- [Supplied text]
SEE Optional Mathematics Model Question 2080

SEE Optional Mathematics New Specification Grid 2080

MODEL QUESTION 2080

Subject: Optional Mathematics

Class: 10

Full Marks: 75

Time: 3 hrs

All the questions are compulsory.

Note: Due to limitation of blogger, I was unable to use the vector symbol on question no. 9, 17 and 32. So, add vector symbols accordingly while you practice this set.

Group A [10 × 1 = 10]

Define trigonometric function.
✎ Trigonometric function is the function of an angle expressed as the ratio of two sides of a right-angled triangle. The most common trigonometric functions are sine, cosine, and tangent.

For example:

sin θ = P/h, cos θ = b/h, and tan θ = P/b
What is arithmetic mean between two numbers a and b?
✎ The arithmetic mean (AM) between two numbers a and b is:

AM = (a + b) / 2
Write the name of the set of numbers which is continuous.
✎ The set of real numbers is continuous.
If matrix A = [[a, b], [c, d]], what is the value of |A|?

Element box annotations
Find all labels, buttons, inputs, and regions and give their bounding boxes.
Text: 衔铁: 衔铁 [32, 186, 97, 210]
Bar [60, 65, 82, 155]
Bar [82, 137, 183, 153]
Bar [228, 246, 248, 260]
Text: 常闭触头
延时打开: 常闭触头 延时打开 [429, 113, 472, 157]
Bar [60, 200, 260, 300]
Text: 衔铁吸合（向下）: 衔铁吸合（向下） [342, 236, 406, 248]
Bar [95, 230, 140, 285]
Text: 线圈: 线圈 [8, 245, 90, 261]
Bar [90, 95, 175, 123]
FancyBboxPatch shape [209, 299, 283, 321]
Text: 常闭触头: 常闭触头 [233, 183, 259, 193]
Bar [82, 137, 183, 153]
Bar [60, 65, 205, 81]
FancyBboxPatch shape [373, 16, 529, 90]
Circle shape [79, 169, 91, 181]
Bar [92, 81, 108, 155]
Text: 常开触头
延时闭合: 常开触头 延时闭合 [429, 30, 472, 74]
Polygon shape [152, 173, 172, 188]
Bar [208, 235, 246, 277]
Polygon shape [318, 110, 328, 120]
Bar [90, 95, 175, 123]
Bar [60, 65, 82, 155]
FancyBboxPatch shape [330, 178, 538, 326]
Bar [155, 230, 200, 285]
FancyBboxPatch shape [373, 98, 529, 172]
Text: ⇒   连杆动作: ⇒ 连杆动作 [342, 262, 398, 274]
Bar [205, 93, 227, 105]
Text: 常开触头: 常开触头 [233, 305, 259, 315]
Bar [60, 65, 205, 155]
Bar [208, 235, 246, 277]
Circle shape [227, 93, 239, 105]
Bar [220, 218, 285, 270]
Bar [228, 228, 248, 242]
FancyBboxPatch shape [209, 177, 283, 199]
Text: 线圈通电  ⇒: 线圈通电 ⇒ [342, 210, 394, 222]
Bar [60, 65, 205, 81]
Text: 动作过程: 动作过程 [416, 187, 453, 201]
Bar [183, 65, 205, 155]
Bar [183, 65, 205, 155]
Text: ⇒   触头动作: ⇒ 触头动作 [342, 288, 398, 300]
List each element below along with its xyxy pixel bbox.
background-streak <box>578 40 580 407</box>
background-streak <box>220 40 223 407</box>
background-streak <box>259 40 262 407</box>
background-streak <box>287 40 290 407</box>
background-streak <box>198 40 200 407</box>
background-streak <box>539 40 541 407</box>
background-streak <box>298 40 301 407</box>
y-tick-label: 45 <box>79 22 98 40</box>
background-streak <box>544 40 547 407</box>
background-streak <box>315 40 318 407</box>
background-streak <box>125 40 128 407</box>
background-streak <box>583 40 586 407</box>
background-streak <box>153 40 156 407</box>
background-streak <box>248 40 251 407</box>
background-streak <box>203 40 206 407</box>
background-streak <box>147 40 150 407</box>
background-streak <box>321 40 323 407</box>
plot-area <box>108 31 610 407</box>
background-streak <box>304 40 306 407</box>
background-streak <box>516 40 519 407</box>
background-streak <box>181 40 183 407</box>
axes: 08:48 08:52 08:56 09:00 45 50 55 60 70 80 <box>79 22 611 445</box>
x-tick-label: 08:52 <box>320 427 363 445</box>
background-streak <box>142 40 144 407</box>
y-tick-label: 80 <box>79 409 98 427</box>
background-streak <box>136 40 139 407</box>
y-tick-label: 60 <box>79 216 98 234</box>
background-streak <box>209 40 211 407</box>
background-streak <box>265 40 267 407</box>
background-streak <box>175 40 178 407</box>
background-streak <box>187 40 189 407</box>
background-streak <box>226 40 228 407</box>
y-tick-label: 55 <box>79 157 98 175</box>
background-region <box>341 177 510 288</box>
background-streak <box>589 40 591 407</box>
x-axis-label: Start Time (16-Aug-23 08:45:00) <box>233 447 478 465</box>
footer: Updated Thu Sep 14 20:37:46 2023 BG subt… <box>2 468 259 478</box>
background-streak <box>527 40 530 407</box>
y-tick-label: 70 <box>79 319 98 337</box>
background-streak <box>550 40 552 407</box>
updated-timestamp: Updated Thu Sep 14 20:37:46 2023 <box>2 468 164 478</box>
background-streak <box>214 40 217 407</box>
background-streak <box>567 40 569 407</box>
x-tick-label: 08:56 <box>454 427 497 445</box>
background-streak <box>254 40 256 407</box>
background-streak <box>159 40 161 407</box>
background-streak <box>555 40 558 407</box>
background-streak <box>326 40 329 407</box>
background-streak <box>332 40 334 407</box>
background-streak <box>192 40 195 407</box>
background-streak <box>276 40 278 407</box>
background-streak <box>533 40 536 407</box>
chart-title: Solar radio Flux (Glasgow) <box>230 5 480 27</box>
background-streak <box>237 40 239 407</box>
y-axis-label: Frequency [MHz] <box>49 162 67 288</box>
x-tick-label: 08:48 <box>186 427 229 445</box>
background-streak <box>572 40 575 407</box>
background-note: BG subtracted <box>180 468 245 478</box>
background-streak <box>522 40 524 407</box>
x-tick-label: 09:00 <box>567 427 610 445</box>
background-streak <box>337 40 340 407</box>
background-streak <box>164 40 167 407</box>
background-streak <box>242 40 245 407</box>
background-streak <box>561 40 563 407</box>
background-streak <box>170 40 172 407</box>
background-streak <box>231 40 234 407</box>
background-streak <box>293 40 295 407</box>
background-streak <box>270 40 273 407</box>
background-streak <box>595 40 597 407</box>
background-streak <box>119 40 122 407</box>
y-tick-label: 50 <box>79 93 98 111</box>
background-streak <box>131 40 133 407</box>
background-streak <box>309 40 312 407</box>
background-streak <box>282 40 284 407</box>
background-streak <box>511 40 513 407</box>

- [Tasks to complete]
1 - Copy the model question's text starting at "Time: 3 hrs" and ending at "practice this set.", and swap "compulsory" for "mandatory".
2 - According to the optional mathematics model question, which question numbers are missing their vector symbols?
3 - Extend the optional mathematics model question from the point where it stops.

- [Task responses]
1 -
Time: 3 hrs

All the questions are mandatory.

Note: Due to limitation of blogger, I was unable to use the vector symbol on question no. 9, 17 and 32. So, add vector symbols accordingly while you practice this set.

2 - Questions 9, 17 and 32.

3 -
✎ The value of |A| is:

|A| = ad - bc
If the angle between two straight lines is θ and their slopes are m₁ and m₂ respectively, write the formula for tan θ.
✎ Here, the formula for tan θ is:

tan θ = ±(m₁ - m₂) / (1 + m₁m₂)
Which geometric figure will be formed if a plane intersects a cone parallel to its base?
✎ A circle will be formed if a plane intersects a cone parallel to its base.
Express sin 2A in terms of tan A.
✎ sin 2A can be expressed in terms of tan A as:

sin 2A = (2 tan A) / (1 + tan² A)

Define angle of elevation.
✎ The angle of elevation is the angle between a horizontal line from the observer and the line of sight to an object that is above the horizontal line.
What is the scalar product of two vectors a and b if the angle between them is θ?
✎ Here, the scalar product of given vectors is:

a · b = |a||b|cosθ
If P' is image of P and r is radius of inversion circle with center O in an inversion transformation, write the relations of OP, OP', and r.
✎ The relations of OP, OP', and r is:

OP × OP' = r²

Group ‘B’ [8 × 2 = 16]

If 2x³ − 7x² + x + 10 = (x − 1)Q(x) + R, find the remainder R and quotient Q(x).
✎ Here, 2x³ − 7x² + x + 10 = (x − 1)Q(x) + R

Comparing (x − 1) with (x − a), we get a = 1.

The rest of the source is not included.